Document:
Remembering Uncle Bob Vogel

Bob & Barb Vogel (swiped from a cousin’s Facebook post).

Robert/Bob/Buck Vogel went home to heaven on Saturday, August 14, 2021. He was 81. With his twin, he was the youngest of five and the only son of William and Norah. His obituary:

My mom was the oldest. Grandma was 22 when she had Mom, then had the twins at 39—what a surprise that must have been. My mom was 17 when Uncle Bob was born. He was almost 17 when I was born. Until researching to write this, I hadn’t realized he was exactly midway in age between Mom and me.

The first memories I have of Uncle Bob were at Grandma’s house. He was in his early twenties, tall, with an athletic build, and thick brown hair always combed back. Man, I was envious of that hair.

Grandma had photos of him in high school, playing sports for Muskegon Catholic High. He cut an impressive figure. “Grandma, was he good?” And off she went telling stories.

It wasn’t until years after it happened that his twin told us of the time, when they were teenagers, he pulled a nasty prank on her. It was after church, Aunt Barb said, and her brother came up behind her. He pretended to sneeze. Well, he had gone into the kitchen and broken an egg into his hand. When he “sneezed,” he flung the egg into her hair.

Uncle Bob was standing there as she recounted the event. He swore up and down he didn’t do it. She swore up and down that he did. She couldn’t see the face he made to the rest of us—mouth and eyes wide open, giving us an I sure did do it! look. I’m not one for practical jokes, but I always thought this would be a fun one to pull (so watch your backs).

Now, pay close attention to this: there were the twins, Bob and Barb. Barb married a man named Bob. And Bob married a woman named Barb. And, as if that were not enough, their sister, my Godmother Aunt Ginger, named her oldest Barb, who proceeded to marry a man named . . . yup, she sure did.

So, basically, when introducing the couples on my mom’s side of the family, I just told people, “It’s Barb and Bob, and Bob and Barb, and Barb and Bob, and Bob and Barb, and Barb and Bob . . .”

When he got married in 1971, Uncle Bob was a bit older for those days, getting married at age 31. I’m glad they got to mark their fiftieth anniversary. Aunt Barb sure earned it.

Set exercise:
Please resume the remembrance of Uncle Bob Vogel above, writing on from its final sentence.

Entries shown:
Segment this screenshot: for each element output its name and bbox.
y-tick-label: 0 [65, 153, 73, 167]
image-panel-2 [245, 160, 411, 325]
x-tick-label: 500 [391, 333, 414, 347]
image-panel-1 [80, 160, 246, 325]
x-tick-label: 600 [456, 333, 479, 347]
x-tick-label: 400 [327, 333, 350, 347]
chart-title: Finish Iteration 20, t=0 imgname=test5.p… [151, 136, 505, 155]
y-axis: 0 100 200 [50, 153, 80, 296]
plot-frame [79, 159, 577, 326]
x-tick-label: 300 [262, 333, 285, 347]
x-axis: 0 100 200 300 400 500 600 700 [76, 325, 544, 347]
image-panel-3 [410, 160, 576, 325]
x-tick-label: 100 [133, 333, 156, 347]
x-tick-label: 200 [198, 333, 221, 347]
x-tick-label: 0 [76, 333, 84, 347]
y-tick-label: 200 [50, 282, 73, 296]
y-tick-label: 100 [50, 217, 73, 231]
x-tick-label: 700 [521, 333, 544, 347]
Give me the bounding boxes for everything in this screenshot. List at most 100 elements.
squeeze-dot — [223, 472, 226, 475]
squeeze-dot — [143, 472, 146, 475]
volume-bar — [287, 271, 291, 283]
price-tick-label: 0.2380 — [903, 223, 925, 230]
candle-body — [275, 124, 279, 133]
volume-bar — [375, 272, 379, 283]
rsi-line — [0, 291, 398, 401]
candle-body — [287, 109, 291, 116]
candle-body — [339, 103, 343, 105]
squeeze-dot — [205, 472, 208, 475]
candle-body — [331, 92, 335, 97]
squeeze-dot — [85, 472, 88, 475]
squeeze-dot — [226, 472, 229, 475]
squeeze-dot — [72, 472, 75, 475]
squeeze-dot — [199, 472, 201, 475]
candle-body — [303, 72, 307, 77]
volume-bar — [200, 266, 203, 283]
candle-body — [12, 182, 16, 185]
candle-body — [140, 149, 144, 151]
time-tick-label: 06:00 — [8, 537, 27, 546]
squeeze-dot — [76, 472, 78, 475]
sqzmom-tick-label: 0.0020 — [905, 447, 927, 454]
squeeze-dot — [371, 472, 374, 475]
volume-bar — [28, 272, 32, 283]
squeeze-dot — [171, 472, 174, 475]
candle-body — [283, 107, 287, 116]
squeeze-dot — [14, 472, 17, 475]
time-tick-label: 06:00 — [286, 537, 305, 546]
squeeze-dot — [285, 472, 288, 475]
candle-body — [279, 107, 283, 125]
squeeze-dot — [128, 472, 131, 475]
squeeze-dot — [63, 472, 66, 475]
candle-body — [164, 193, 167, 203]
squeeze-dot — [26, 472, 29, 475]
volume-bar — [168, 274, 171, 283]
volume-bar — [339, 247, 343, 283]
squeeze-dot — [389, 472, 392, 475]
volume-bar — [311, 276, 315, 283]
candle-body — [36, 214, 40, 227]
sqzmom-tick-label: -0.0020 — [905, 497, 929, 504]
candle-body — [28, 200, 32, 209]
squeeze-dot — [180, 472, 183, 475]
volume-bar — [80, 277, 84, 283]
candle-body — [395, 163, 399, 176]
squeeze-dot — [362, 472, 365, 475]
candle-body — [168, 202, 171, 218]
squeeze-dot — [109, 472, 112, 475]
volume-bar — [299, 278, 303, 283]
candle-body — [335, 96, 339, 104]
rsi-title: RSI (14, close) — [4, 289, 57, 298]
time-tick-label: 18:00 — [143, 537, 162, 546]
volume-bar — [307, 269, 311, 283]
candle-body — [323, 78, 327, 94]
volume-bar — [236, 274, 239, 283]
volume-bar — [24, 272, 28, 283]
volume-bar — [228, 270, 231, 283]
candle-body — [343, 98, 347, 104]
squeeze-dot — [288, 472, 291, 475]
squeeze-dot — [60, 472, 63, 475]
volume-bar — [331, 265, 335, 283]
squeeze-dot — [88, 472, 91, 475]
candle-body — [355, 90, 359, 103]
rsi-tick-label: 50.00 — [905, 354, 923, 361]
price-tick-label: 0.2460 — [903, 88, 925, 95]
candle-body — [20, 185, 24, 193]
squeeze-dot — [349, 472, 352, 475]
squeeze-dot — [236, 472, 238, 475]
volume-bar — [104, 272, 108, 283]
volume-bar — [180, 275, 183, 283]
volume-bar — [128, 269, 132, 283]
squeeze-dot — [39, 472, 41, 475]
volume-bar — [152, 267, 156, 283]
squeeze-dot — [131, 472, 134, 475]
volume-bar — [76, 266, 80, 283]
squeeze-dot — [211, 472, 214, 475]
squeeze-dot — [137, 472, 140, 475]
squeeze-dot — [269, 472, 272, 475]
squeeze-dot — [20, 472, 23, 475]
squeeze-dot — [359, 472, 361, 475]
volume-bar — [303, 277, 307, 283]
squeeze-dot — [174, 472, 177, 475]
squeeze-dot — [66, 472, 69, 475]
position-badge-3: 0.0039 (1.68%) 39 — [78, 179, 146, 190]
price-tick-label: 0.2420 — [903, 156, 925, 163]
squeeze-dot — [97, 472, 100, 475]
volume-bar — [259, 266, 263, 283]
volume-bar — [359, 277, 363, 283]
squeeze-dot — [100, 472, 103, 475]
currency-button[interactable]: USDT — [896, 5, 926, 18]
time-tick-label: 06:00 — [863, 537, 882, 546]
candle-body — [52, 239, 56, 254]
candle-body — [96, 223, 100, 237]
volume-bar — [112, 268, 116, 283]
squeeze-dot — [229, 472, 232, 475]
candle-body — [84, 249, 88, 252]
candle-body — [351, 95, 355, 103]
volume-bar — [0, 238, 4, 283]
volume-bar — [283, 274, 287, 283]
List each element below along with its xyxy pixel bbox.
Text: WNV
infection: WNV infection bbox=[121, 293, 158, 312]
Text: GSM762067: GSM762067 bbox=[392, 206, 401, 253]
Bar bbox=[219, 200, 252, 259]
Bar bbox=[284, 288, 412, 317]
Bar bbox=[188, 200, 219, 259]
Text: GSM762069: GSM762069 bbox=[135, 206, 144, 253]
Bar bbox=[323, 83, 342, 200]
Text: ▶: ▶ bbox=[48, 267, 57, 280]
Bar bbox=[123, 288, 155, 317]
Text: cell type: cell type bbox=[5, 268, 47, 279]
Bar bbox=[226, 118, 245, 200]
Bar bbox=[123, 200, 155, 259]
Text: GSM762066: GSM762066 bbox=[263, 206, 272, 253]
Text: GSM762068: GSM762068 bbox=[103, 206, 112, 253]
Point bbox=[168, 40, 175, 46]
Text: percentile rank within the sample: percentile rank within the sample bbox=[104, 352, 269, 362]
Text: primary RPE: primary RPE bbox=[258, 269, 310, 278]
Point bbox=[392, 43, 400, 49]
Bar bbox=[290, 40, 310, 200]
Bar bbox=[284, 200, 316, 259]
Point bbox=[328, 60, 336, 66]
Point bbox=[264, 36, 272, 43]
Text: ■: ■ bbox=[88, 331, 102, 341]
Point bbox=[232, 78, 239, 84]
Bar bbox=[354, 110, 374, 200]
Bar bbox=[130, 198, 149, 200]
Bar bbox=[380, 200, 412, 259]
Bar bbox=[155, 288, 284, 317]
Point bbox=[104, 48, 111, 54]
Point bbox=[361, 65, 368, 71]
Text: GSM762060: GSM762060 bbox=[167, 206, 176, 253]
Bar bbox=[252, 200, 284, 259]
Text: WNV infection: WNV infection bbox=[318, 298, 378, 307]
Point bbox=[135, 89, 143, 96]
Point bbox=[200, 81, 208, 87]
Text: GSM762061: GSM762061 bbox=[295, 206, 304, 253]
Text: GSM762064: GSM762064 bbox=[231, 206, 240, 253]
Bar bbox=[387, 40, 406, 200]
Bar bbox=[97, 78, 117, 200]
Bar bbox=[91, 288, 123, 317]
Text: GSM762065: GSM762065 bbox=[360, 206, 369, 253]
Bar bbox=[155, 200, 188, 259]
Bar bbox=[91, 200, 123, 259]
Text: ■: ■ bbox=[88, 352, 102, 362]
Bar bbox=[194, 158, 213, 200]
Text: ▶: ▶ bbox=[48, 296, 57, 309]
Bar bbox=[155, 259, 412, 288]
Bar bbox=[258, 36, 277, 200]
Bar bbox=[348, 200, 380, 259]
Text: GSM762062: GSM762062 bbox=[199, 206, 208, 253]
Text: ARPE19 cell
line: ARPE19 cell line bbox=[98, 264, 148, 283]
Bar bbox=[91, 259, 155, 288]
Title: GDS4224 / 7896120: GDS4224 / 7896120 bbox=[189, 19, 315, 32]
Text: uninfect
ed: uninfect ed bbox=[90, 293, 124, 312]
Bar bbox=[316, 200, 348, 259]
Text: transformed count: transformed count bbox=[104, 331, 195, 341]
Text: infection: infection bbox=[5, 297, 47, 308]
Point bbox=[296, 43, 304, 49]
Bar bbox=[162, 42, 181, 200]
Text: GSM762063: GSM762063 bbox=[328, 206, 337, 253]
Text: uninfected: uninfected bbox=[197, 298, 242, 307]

Task response:
We used to kid him that he’d never get hitched. When Aunt Barb said yes, it was almost unbelievable. She was very pretty and so nice! What was the deal? Did she commit some crime, and this is how she got paroled? If it weren’t that, maybe it was that she wasn’t fully in control of her faculties: she grew up at a place where the barn’s sign read The Nutt Farm (her maiden name).

Uncle Bob married a Nutt, but Aunt Barb married the nut. Ain’t life grand?

I remember one thing about Uncle Bob and Aunt Barb’s wedding day. Well, two things, both at their reception. There were a couple of empty tables at the back of the hall. They were set up for guests. Each table had bowls of ice with butter patties in them. I think my younger brother Dave joined me in walking around eating the butter.

Until Mom caught us.

That meant moving onto the cake, which was on a small, round table. There was loads of frosting around the base of it. What’s a boy to do but walk around it, tracing his finger at that frosting, keeping it smooth so no one could tell any was missing?

Until Mom caught us.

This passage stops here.